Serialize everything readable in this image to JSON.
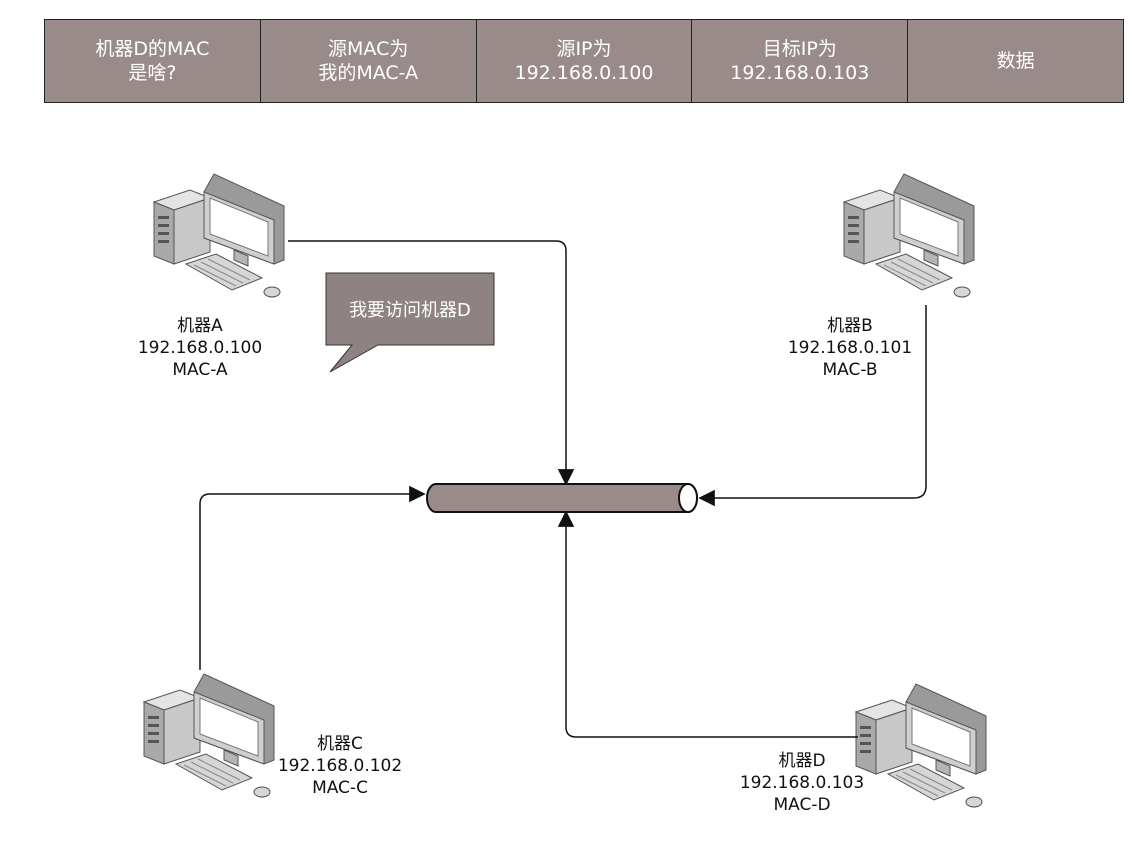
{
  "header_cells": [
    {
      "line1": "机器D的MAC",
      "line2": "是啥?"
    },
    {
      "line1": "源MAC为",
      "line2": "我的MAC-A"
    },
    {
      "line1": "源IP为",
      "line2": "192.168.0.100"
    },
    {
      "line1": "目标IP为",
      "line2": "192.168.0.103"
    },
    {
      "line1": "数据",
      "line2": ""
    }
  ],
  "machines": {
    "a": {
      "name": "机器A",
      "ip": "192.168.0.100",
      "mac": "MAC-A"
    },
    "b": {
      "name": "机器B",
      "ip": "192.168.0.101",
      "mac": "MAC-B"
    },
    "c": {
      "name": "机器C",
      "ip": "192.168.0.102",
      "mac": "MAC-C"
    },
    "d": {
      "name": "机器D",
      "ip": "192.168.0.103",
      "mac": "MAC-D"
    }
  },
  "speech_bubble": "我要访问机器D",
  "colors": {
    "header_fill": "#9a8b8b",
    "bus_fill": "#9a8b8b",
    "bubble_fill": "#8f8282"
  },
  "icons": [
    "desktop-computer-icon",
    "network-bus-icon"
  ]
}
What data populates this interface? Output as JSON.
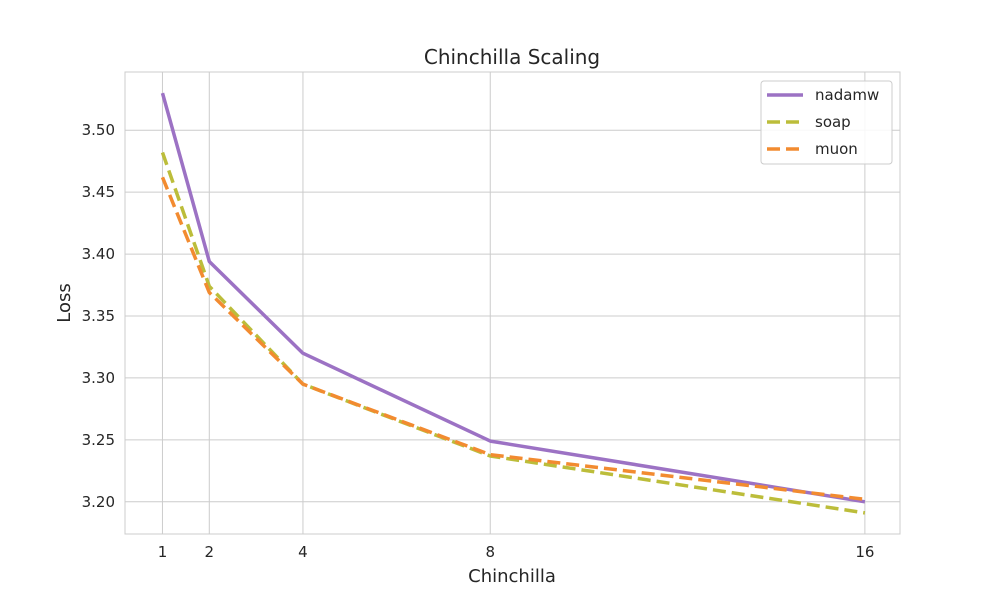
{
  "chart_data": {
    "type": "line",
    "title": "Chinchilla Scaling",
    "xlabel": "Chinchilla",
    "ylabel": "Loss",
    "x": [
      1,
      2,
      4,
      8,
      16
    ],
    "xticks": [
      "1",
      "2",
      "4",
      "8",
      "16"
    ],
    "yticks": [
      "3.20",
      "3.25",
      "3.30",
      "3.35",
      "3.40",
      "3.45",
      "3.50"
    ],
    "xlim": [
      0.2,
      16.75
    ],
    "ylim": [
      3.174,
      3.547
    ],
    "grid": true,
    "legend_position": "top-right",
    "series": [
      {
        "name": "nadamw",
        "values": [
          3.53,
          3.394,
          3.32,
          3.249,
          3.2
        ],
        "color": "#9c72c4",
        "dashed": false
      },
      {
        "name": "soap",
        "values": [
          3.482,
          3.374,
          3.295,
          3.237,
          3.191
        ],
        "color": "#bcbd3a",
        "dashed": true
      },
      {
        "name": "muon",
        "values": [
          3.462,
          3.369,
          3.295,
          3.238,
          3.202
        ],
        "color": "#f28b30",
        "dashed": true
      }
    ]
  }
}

--------------------

[WRITTEN INSTRUCTION]
Leave the pictures out and output the rest of the listing exactly.

[ANSWER FOR THIS EXERCISE]
Serialize everything readable in this image to JSON.
{
  "header_cells": [
    {
      "line1": "机器D的MAC",
      "line2": "是啥?"
    },
    {
      "line1": "源MAC为",
      "line2": "我的MAC-A"
    },
    {
      "line1": "源IP为",
      "line2": "192.168.0.100"
    },
    {
      "line1": "目标IP为",
      "line2": "192.168.0.103"
    },
    {
      "line1": "数据",
      "line2": ""
    }
  ],
  "machines": {
    "a": {
      "name": "机器A",
      "ip": "192.168.0.100",
      "mac": "MAC-A"
    },
    "b": {
      "name": "机器B",
      "ip": "192.168.0.101",
      "mac": "MAC-B"
    },
    "c": {
      "name": "机器C",
      "ip": "192.168.0.102",
      "mac": "MAC-C"
    },
    "d": {
      "name": "机器D",
      "ip": "192.168.0.103",
      "mac": "MAC-D"
    }
  },
  "speech_bubble": "我要访问机器D",
  "colors": {
    "header_fill": "#9a8b8b",
    "bus_fill": "#9a8b8b",
    "bubble_fill": "#8f8282"
  },
  "icons": [
    "desktop-computer-icon",
    "network-bus-icon"
  ]
}
What data populates this interface? Output as JSON.
{
  "chart_data": {
    "type": "line",
    "title": "Chinchilla Scaling",
    "xlabel": "Chinchilla",
    "ylabel": "Loss",
    "x": [
      1,
      2,
      4,
      8,
      16
    ],
    "xticks": [
      "1",
      "2",
      "4",
      "8",
      "16"
    ],
    "yticks": [
      "3.20",
      "3.25",
      "3.30",
      "3.35",
      "3.40",
      "3.45",
      "3.50"
    ],
    "xlim": [
      0.2,
      16.75
    ],
    "ylim": [
      3.174,
      3.547
    ],
    "grid": true,
    "legend_position": "top-right",
    "series": [
      {
        "name": "nadamw",
        "values": [
          3.53,
          3.394,
          3.32,
          3.249,
          3.2
        ],
        "color": "#9c72c4",
        "dashed": false
      },
      {
        "name": "soap",
        "values": [
          3.482,
          3.374,
          3.295,
          3.237,
          3.191
        ],
        "color": "#bcbd3a",
        "dashed": true
      },
      {
        "name": "muon",
        "values": [
          3.462,
          3.369,
          3.295,
          3.238,
          3.202
        ],
        "color": "#f28b30",
        "dashed": true
      }
    ]
  }
}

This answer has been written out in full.